* _WHAT IS ASKED_
Write out each line from the data below that includes the word "name".
=-=-=-=-=
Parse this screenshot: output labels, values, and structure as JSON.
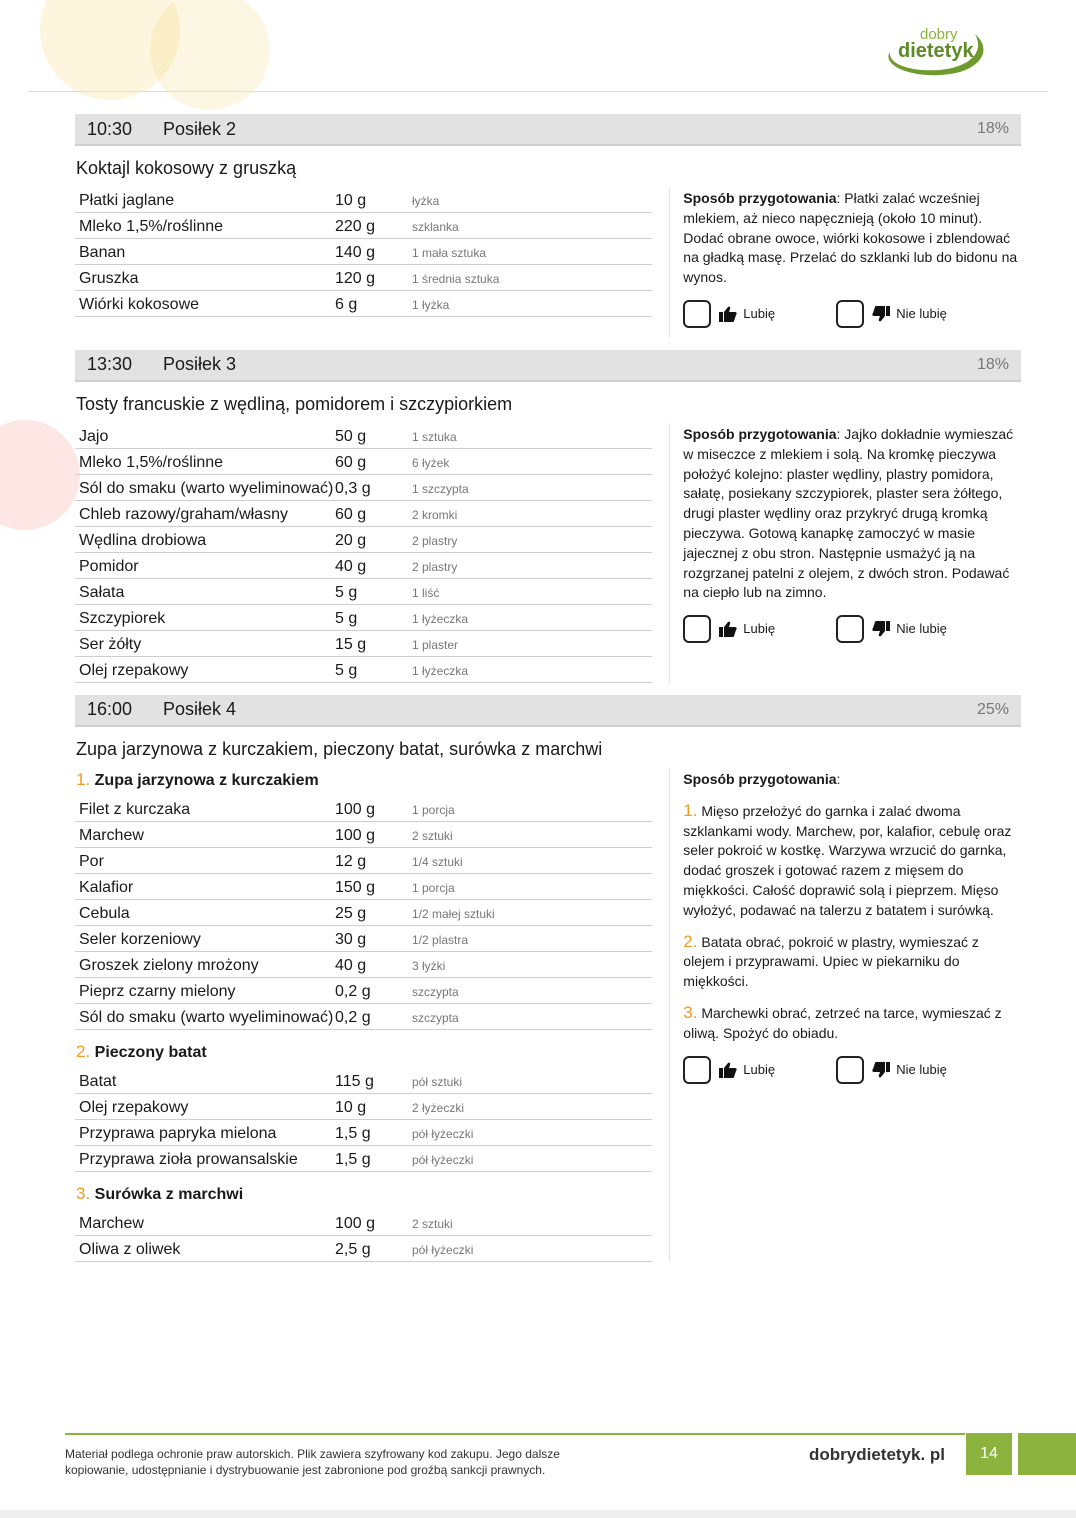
{
  "brand": {
    "logo_top": "dobry",
    "logo_bottom": "dietetyk",
    "site": "dobrydietetyk. pl",
    "page_number": "14",
    "accent": "#8db33f",
    "number_color": "#f39a1e"
  },
  "labels": {
    "prep": "Sposób przygotowania",
    "like": "Lubię",
    "dislike": "Nie lubię"
  },
  "meals": [
    {
      "time": "10:30",
      "name": "Posiłek 2",
      "percent": "18%",
      "dish": "Koktajl kokosowy z gruszką",
      "groups": [
        {
          "items": [
            [
              "Płatki jaglane",
              "10 g",
              "łyżka"
            ],
            [
              "Mleko 1,5%/roślinne",
              "220 g",
              "szklanka"
            ],
            [
              "Banan",
              "140 g",
              "1 mała sztuka"
            ],
            [
              "Gruszka",
              "120 g",
              "1 średnia sztuka"
            ],
            [
              "Wiórki kokosowe",
              "6 g",
              "1 łyżka"
            ]
          ]
        }
      ],
      "prep_inline": "Płatki zalać wcześniej mlekiem, aż nieco napęcznieją (około 10 minut). Dodać obrane owoce, wiórki kokosowe i zblendować na gładką masę. Przelać do szklanki lub do bidonu na wynos."
    },
    {
      "time": "13:30",
      "name": "Posiłek 3",
      "percent": "18%",
      "dish": "Tosty francuskie z wędliną, pomidorem i szczypiorkiem",
      "groups": [
        {
          "items": [
            [
              "Jajo",
              "50 g",
              "1 sztuka"
            ],
            [
              "Mleko 1,5%/roślinne",
              "60 g",
              "6 łyżek"
            ],
            [
              "Sól do smaku (warto wyeliminować)",
              "0,3 g",
              "1 szczypta"
            ],
            [
              "Chleb razowy/graham/własny",
              "60 g",
              "2 kromki"
            ],
            [
              "Wędlina drobiowa",
              "20 g",
              "2 plastry"
            ],
            [
              "Pomidor",
              "40 g",
              "2 plastry"
            ],
            [
              "Sałata",
              "5 g",
              "1 liść"
            ],
            [
              "Szczypiorek",
              "5 g",
              "1 łyżeczka"
            ],
            [
              "Ser żółty",
              "15 g",
              "1 plaster"
            ],
            [
              "Olej rzepakowy",
              "5 g",
              "1 łyżeczka"
            ]
          ]
        }
      ],
      "prep_inline": "Jajko dokładnie wymieszać w miseczce z mlekiem i solą. Na kromkę pieczywa położyć kolejno: plaster wędliny, plastry pomidora, sałatę, posiekany szczypiorek, plaster sera żółtego, drugi plaster wędliny oraz przykryć drugą kromką pieczywa. Gotową kanapkę zamoczyć w masie jajecznej z obu stron. Następnie usmażyć ją na rozgrzanej patelni z olejem, z dwóch stron. Podawać na ciepło lub na zimno."
    },
    {
      "time": "16:00",
      "name": "Posiłek 4",
      "percent": "25%",
      "dish": "Zupa jarzynowa z kurczakiem, pieczony batat, surówka z marchwi",
      "groups": [
        {
          "num": "1.",
          "title": "Zupa jarzynowa z kurczakiem",
          "items": [
            [
              "Filet z kurczaka",
              "100 g",
              "1 porcja"
            ],
            [
              "Marchew",
              "100 g",
              "2 sztuki"
            ],
            [
              "Por",
              "12 g",
              "1/4 sztuki"
            ],
            [
              "Kalafior",
              "150 g",
              "1 porcja"
            ],
            [
              "Cebula",
              "25 g",
              "1/2 małej sztuki"
            ],
            [
              "Seler korzeniowy",
              "30 g",
              "1/2 plastra"
            ],
            [
              "Groszek zielony mrożony",
              "40 g",
              "3 łyżki"
            ],
            [
              "Pieprz czarny mielony",
              "0,2 g",
              "szczypta"
            ],
            [
              "Sól do smaku (warto wyeliminować)",
              "0,2 g",
              "szczypta"
            ]
          ]
        },
        {
          "num": "2.",
          "title": "Pieczony batat",
          "items": [
            [
              "Batat",
              "115 g",
              "pół sztuki"
            ],
            [
              "Olej rzepakowy",
              "10 g",
              "2 łyżeczki"
            ],
            [
              "Przyprawa papryka mielona",
              "1,5 g",
              "pół łyżeczki"
            ],
            [
              "Przyprawa zioła prowansalskie",
              "1,5 g",
              "pół łyżeczki"
            ]
          ]
        },
        {
          "num": "3.",
          "title": "Surówka z marchwi",
          "items": [
            [
              "Marchew",
              "100 g",
              "2 sztuki"
            ],
            [
              "Oliwa z oliwek",
              "2,5 g",
              "pół łyżeczki"
            ]
          ]
        }
      ],
      "prep_steps": [
        [
          "1.",
          "Mięso przełożyć do garnka i zalać dwoma szklankami wody. Marchew, por, kalafior, cebulę oraz seler pokroić w kostkę. Warzywa wrzucić do garnka, dodać groszek i gotować razem z mięsem do miękkości. Całość doprawić solą i pieprzem. Mięso wyłożyć, podawać na talerzu z batatem i surówką."
        ],
        [
          "2.",
          "Batata obrać, pokroić w plastry, wymieszać z olejem i przyprawami. Upiec w piekarniku do miękkości."
        ],
        [
          "3.",
          "Marchewki obrać, zetrzeć na tarce, wymieszać z oliwą. Spożyć do obiadu."
        ]
      ]
    }
  ],
  "footer": {
    "copyright": "Materiał podlega ochronie praw autorskich. Plik zawiera szyfrowany kod zakupu. Jego dalsze kopiowanie, udostępnianie i dystrybuowanie jest zabronione pod groźbą sankcji prawnych."
  }
}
=-=-=-=-=
* _ANSWER TO THE TASK_
      "name": "Posiłek 2",
      "name": "Posiłek 3",
      "name": "Posiłek 4",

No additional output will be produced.